* What is asked *
Every line holding the word "title" counts once. Give the total, nothing more.

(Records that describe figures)
========================
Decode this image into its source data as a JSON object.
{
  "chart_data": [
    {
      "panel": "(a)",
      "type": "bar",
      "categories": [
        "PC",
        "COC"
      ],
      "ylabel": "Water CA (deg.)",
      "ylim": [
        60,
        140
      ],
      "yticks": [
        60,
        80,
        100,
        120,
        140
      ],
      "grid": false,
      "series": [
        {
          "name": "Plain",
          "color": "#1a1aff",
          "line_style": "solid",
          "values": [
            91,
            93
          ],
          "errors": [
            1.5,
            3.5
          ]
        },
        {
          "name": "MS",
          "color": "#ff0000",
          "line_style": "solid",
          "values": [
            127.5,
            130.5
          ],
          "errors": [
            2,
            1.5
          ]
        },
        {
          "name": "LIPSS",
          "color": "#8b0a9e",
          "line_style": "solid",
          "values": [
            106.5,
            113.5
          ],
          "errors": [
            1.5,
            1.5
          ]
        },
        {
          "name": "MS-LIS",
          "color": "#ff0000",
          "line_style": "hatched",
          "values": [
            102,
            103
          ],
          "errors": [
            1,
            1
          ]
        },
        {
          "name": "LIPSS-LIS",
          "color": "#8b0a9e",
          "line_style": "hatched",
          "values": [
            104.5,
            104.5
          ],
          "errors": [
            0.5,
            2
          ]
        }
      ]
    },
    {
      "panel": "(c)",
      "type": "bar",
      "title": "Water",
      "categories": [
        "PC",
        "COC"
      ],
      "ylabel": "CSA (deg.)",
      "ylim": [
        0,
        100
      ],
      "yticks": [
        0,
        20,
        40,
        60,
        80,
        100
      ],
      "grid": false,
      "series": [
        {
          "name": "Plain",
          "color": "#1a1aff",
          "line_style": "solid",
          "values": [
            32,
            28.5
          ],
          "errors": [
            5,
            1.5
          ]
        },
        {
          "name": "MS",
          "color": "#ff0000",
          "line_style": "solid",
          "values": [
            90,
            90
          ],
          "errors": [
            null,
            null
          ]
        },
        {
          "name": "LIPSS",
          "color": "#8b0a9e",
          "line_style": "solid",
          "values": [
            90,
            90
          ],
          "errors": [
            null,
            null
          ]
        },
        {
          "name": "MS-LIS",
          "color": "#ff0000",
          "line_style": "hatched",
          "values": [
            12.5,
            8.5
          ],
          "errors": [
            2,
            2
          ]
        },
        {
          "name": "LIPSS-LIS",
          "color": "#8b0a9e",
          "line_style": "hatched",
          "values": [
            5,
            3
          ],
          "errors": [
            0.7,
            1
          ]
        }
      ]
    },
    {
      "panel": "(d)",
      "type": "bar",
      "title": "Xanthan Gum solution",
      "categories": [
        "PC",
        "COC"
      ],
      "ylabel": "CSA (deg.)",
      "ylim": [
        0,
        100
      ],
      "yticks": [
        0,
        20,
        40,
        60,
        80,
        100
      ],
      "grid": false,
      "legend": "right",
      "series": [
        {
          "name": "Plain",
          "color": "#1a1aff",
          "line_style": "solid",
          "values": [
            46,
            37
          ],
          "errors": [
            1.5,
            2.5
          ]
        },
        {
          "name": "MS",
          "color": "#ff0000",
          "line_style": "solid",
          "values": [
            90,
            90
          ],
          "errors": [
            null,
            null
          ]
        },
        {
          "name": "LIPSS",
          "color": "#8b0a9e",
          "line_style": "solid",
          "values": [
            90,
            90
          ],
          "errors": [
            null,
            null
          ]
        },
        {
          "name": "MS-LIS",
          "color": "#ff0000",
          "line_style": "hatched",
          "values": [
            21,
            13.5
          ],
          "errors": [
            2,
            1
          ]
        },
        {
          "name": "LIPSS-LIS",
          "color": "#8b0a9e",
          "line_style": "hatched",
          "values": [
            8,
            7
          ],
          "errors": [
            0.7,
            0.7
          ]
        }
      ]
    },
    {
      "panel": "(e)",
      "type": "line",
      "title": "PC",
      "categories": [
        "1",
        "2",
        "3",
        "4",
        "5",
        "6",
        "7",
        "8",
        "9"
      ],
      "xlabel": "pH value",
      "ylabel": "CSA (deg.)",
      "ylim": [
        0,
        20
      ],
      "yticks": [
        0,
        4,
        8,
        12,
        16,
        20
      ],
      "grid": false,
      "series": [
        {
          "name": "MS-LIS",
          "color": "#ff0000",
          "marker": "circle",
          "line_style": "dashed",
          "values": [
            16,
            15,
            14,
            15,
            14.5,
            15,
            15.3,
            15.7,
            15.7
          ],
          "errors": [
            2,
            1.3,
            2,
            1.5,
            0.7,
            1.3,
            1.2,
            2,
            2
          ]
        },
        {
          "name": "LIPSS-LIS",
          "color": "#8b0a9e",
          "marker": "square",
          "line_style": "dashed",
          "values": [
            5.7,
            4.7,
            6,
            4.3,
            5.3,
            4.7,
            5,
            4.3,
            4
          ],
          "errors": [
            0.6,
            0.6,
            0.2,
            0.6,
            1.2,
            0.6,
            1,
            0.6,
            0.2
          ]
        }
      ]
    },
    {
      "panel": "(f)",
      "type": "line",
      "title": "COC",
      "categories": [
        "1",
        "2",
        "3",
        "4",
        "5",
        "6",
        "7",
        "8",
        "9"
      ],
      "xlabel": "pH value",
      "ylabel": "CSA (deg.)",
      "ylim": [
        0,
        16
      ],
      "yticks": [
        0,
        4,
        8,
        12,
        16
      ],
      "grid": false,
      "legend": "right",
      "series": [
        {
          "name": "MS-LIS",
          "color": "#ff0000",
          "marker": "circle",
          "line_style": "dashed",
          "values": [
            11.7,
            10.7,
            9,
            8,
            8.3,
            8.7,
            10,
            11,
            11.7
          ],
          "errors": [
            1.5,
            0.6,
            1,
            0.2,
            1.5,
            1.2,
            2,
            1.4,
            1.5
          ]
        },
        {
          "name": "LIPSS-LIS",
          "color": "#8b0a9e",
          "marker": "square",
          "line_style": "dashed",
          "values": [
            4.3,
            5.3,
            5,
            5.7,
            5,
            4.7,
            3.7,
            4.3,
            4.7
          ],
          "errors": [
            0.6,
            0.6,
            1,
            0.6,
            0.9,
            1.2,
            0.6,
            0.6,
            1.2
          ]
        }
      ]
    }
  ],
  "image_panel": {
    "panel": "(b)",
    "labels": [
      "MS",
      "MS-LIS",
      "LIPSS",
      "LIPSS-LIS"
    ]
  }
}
========================
* Exercise response *
4